#### To do:
Retype the listing that follows, word for word.

#### Record excerpts:

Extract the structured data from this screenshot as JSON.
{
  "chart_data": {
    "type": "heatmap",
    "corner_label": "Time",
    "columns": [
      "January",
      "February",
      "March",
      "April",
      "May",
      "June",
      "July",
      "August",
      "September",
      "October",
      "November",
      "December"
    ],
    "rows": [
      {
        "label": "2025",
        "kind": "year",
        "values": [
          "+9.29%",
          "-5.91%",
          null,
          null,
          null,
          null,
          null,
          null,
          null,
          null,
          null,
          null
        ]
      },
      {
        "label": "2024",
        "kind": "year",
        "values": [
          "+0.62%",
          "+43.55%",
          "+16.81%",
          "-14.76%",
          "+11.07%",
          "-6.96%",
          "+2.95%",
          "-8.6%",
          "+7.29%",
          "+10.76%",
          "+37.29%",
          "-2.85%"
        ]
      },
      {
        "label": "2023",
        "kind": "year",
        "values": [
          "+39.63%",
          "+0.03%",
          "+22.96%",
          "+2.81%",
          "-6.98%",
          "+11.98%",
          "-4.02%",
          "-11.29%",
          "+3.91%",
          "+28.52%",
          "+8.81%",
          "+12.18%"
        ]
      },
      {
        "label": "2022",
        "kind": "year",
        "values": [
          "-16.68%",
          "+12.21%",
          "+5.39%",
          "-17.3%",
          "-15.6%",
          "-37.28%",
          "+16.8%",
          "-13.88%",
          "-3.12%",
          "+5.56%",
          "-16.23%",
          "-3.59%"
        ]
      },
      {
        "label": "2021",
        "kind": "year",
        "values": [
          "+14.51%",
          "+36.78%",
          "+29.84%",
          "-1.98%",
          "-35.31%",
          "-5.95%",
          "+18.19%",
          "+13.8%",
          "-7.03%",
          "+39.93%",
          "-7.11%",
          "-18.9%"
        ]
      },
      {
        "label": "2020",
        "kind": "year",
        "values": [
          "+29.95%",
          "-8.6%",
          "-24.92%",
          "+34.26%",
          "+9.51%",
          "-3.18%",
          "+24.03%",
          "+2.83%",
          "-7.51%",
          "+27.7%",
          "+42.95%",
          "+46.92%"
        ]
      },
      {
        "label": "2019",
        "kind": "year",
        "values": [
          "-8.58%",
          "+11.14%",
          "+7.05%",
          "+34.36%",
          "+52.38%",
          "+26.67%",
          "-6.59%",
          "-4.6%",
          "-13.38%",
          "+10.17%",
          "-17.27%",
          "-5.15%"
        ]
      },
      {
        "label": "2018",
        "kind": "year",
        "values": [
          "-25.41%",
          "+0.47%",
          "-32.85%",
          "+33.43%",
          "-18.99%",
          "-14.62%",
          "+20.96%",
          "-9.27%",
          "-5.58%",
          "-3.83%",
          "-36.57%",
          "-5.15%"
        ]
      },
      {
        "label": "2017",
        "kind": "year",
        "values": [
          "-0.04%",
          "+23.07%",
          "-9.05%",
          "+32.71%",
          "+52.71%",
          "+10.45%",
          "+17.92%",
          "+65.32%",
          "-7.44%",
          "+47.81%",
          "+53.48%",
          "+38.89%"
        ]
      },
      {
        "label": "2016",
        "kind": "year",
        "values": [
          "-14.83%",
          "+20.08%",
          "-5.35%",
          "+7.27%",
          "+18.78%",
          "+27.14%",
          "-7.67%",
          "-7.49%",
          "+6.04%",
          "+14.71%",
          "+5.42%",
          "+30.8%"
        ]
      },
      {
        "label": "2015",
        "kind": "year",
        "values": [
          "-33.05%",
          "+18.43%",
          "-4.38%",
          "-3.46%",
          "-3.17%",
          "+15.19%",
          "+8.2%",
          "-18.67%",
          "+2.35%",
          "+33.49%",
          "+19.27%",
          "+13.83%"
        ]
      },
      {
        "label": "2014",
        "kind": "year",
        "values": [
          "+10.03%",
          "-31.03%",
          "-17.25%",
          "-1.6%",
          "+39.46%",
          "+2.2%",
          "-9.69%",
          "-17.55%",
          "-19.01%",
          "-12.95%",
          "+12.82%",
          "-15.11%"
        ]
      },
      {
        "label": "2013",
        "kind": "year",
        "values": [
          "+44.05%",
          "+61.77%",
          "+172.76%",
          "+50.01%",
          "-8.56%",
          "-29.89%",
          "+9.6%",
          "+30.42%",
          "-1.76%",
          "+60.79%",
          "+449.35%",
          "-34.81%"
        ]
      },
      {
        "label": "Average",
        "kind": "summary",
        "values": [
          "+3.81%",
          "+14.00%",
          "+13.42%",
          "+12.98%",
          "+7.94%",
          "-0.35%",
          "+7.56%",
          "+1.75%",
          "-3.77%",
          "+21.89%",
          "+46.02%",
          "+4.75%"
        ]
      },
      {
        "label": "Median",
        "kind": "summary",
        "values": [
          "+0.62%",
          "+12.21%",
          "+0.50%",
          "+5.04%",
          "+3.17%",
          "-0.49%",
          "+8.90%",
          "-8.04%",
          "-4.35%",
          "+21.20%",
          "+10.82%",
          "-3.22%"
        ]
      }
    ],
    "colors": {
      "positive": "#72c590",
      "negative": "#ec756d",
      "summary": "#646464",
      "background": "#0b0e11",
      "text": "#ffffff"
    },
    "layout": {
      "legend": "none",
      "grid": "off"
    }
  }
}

#### Response to this task:
Extract the structured data from this screenshot as JSON.
{
  "chart_data": {
    "type": "heatmap",
    "corner_label": "Time",
    "columns": [
      "January",
      "February",
      "March",
      "April",
      "May",
      "June",
      "July",
      "August",
      "September",
      "October",
      "November",
      "December"
    ],
    "rows": [
      {
        "label": "2025",
        "kind": "year",
        "values": [
          "+9.29%",
          "-5.91%",
          null,
          null,
          null,
          null,
          null,
          null,
          null,
          null,
          null,
          null
        ]
      },
      {
        "label": "2024",
        "kind": "year",
        "values": [
          "+0.62%",
          "+43.55%",
          "+16.81%",
          "-14.76%",
          "+11.07%",
          "-6.96%",
          "+2.95%",
          "-8.6%",
          "+7.29%",
          "+10.76%",
          "+37.29%",
          "-2.85%"
        ]
      },
      {
        "label": "2023",
        "kind": "year",
        "values": [
          "+39.63%",
          "+0.03%",
          "+22.96%",
          "+2.81%",
          "-6.98%",
          "+11.98%",
          "-4.02%",
          "-11.29%",
          "+3.91%",
          "+28.52%",
          "+8.81%",
          "+12.18%"
        ]
      },
      {
        "label": "2022",
        "kind": "year",
        "values": [
          "-16.68%",
          "+12.21%",
          "+5.39%",
          "-17.3%",
          "-15.6%",
          "-37.28%",
          "+16.8%",
          "-13.88%",
          "-3.12%",
          "+5.56%",
          "-16.23%",
          "-3.59%"
        ]
      },
      {
        "label": "2021",
        "kind": "year",
        "values": [
          "+14.51%",
          "+36.78%",
          "+29.84%",
          "-1.98%",
          "-35.31%",
          "-5.95%",
          "+18.19%",
          "+13.8%",
          "-7.03%",
          "+39.93%",
          "-7.11%",
          "-18.9%"
        ]
      },
      {
        "label": "2020",
        "kind": "year",
        "values": [
          "+29.95%",
          "-8.6%",
          "-24.92%",
          "+34.26%",
          "+9.51%",
          "-3.18%",
          "+24.03%",
          "+2.83%",
          "-7.51%",
          "+27.7%",
          "+42.95%",
          "+46.92%"
        ]
      },
      {
        "label": "2019",
        "kind": "year",
        "values": [
          "-8.58%",
          "+11.14%",
          "+7.05%",
          "+34.36%",
          "+52.38%",
          "+26.67%",
          "-6.59%",
          "-4.6%",
          "-13.38%",
          "+10.17%",
          "-17.27%",
          "-5.15%"
        ]
      },
      {
        "label": "2018",
        "kind": "year",
        "values": [
          "-25.41%",
          "+0.47%",
          "-32.85%",
          "+33.43%",
          "-18.99%",
          "-14.62%",
          "+20.96%",
          "-9.27%",
          "-5.58%",
          "-3.83%",
          "-36.57%",
          "-5.15%"
        ]
      },
      {
        "label": "2017",
        "kind": "year",
        "values": [
          "-0.04%",
          "+23.07%",
          "-9.05%",
          "+32.71%",
          "+52.71%",
          "+10.45%",
          "+17.92%",
          "+65.32%",
          "-7.44%",
          "+47.81%",
          "+53.48%",
          "+38.89%"
        ]
      },
      {
        "label": "2016",
        "kind": "year",
        "values": [
          "-14.83%",
          "+20.08%",
          "-5.35%",
          "+7.27%",
          "+18.78%",
          "+27.14%",
          "-7.67%",
          "-7.49%",
          "+6.04%",
          "+14.71%",
          "+5.42%",
          "+30.8%"
        ]
      },
      {
        "label": "2015",
        "kind": "year",
        "values": [
          "-33.05%",
          "+18.43%",
          "-4.38%",
          "-3.46%",
          "-3.17%",
          "+15.19%",
          "+8.2%",
          "-18.67%",
          "+2.35%",
          "+33.49%",
          "+19.27%",
          "+13.83%"
        ]
      },
      {
        "label": "2014",
        "kind": "year",
        "values": [
          "+10.03%",
          "-31.03%",
          "-17.25%",
          "-1.6%",
          "+39.46%",
          "+2.2%",
          "-9.69%",
          "-17.55%",
          "-19.01%",
          "-12.95%",
          "+12.82%",
          "-15.11%"
        ]
      },
      {
        "label": "2013",
        "kind": "year",
        "values": [
          "+44.05%",
          "+61.77%",
          "+172.76%",
          "+50.01%",
          "-8.56%",
          "-29.89%",
          "+9.6%",
          "+30.42%",
          "-1.76%",
          "+60.79%",
          "+449.35%",
          "-34.81%"
        ]
      },
      {
        "label": "Average",
        "kind": "summary",
        "values": [
          "+3.81%",
          "+14.00%",
          "+13.42%",
          "+12.98%",
          "+7.94%",
          "-0.35%",
          "+7.56%",
          "+1.75%",
          "-3.77%",
          "+21.89%",
          "+46.02%",
          "+4.75%"
        ]
      },
      {
        "label": "Median",
        "kind": "summary",
        "values": [
          "+0.62%",
          "+12.21%",
          "+0.50%",
          "+5.04%",
          "+3.17%",
          "-0.49%",
          "+8.90%",
          "-8.04%",
          "-4.35%",
          "+21.20%",
          "+10.82%",
          "-3.22%"
        ]
      }
    ],
    "colors": {
      "positive": "#72c590",
      "negative": "#ec756d",
      "summary": "#646464",
      "background": "#0b0e11",
      "text": "#ffffff"
    },
    "layout": {
      "legend": "none",
      "grid": "off"
    }
  }
}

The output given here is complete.